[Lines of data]
— START —

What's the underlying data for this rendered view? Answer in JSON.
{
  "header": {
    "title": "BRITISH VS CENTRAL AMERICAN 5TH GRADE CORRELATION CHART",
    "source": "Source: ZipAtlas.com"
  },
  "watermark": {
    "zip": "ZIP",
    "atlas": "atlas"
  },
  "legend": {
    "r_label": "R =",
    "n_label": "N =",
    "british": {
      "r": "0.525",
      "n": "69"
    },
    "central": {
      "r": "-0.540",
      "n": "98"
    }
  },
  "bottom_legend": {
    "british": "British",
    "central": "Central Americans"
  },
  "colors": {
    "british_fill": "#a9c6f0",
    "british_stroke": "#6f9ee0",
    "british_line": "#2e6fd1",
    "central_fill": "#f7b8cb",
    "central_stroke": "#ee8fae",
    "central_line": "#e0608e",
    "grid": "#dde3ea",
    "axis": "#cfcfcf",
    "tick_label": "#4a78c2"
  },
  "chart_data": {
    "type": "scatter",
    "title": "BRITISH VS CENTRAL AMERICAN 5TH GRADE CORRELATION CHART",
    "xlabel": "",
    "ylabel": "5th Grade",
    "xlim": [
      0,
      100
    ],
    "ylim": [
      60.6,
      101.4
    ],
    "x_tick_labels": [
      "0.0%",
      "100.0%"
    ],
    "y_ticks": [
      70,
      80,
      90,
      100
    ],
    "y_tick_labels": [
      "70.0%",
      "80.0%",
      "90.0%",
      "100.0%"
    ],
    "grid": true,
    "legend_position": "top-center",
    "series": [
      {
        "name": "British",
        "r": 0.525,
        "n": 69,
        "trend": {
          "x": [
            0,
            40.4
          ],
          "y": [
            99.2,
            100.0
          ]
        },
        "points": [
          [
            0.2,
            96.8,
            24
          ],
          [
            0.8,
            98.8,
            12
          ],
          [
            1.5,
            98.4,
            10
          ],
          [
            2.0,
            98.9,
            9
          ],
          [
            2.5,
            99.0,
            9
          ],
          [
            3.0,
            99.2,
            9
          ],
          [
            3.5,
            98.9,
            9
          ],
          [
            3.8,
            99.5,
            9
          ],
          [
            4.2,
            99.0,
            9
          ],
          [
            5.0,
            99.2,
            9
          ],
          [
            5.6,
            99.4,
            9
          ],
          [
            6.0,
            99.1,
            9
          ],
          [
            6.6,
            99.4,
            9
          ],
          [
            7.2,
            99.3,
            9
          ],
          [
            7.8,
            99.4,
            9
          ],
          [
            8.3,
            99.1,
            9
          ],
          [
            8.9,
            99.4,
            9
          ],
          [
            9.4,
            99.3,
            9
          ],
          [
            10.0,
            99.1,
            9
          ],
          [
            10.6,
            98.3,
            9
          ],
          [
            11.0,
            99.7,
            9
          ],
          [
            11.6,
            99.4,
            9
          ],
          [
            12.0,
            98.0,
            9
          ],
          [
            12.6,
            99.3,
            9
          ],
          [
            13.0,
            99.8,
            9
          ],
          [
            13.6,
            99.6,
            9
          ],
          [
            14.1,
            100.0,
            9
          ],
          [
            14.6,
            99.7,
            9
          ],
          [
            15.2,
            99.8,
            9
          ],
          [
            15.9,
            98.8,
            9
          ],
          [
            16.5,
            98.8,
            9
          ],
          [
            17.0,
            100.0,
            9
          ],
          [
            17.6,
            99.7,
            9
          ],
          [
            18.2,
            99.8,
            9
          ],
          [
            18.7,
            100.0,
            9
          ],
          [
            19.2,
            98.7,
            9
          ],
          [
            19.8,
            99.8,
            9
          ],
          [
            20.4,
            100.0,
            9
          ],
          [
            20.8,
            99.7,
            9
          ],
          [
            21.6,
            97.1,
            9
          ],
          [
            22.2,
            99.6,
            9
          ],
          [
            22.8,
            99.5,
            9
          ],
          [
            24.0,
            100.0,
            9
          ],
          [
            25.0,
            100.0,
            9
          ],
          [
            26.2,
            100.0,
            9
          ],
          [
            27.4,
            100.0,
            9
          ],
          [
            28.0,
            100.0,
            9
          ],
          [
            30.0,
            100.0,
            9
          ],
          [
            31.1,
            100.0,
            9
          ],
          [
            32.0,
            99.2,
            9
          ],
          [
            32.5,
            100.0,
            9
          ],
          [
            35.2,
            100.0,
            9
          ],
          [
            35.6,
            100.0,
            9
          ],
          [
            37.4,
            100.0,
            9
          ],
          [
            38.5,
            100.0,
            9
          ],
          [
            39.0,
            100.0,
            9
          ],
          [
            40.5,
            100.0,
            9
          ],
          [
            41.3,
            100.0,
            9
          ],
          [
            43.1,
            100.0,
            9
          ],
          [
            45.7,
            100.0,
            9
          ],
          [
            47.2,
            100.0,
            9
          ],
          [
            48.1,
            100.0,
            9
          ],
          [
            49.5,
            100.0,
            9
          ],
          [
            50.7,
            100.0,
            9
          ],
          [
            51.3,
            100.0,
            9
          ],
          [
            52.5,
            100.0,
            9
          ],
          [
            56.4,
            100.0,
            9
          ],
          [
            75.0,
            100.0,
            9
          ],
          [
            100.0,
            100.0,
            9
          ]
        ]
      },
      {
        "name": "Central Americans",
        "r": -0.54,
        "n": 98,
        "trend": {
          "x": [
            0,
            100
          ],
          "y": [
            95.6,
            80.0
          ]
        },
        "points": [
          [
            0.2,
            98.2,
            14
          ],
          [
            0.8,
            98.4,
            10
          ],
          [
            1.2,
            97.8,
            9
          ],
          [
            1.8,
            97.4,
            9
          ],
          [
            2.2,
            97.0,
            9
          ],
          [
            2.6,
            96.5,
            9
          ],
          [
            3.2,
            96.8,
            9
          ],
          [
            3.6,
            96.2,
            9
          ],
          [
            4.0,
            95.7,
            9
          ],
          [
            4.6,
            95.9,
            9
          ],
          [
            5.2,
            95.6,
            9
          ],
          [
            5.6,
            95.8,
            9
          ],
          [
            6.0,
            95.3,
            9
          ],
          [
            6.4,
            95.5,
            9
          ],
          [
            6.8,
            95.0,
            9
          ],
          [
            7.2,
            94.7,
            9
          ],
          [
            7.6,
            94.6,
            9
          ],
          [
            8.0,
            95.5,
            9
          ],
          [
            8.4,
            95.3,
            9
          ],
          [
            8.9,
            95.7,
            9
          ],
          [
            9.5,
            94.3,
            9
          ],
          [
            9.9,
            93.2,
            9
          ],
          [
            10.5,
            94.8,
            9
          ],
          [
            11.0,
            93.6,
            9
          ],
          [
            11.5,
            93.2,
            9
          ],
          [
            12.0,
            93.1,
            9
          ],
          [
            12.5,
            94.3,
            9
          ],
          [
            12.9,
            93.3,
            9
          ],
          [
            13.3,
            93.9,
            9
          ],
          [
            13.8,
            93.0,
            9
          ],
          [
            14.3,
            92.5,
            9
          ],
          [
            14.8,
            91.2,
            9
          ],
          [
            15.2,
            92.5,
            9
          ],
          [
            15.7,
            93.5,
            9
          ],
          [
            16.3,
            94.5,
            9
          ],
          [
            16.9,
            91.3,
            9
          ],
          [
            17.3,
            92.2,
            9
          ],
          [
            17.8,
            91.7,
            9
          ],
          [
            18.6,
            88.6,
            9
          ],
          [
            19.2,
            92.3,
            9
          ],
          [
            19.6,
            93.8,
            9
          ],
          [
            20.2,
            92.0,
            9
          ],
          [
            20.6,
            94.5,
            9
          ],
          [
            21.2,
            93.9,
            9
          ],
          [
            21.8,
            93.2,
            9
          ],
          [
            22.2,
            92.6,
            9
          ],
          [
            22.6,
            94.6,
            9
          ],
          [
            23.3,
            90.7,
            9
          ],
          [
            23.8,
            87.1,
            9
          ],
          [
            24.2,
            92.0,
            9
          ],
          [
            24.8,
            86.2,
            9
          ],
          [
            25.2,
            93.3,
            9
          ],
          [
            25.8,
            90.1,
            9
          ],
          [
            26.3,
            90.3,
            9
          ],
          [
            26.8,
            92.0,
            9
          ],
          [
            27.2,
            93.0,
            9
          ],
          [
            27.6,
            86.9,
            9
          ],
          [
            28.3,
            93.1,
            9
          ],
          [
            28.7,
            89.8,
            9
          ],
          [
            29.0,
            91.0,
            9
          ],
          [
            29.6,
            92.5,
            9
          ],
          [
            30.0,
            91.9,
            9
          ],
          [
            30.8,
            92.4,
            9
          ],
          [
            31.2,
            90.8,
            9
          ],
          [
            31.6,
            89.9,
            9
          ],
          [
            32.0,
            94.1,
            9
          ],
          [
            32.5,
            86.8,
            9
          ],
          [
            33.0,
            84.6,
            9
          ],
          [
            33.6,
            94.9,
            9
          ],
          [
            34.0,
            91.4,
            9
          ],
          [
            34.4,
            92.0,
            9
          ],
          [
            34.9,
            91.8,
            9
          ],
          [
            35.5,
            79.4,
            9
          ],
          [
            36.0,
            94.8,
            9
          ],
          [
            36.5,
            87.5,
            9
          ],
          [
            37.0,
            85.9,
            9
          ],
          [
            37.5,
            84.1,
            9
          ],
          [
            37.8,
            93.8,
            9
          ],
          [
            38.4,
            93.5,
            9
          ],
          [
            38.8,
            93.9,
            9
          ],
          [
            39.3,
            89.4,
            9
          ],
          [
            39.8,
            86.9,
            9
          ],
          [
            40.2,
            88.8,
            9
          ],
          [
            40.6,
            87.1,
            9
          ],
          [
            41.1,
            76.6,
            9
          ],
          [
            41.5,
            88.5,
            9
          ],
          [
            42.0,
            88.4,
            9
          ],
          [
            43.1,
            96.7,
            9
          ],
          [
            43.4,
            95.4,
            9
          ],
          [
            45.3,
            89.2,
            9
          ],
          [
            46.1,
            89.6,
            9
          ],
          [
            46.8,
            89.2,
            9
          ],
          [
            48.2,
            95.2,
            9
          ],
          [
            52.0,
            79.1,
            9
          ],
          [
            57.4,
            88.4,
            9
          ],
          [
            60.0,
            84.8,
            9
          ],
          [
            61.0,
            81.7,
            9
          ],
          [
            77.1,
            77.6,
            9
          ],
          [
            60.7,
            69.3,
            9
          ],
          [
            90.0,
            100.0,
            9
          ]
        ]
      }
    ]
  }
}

— END —

Requirements :: In the entries above, locate every line with the word "name" and copy it.

Answer for the task ::
        "name": "British",
        "name": "Central Americans",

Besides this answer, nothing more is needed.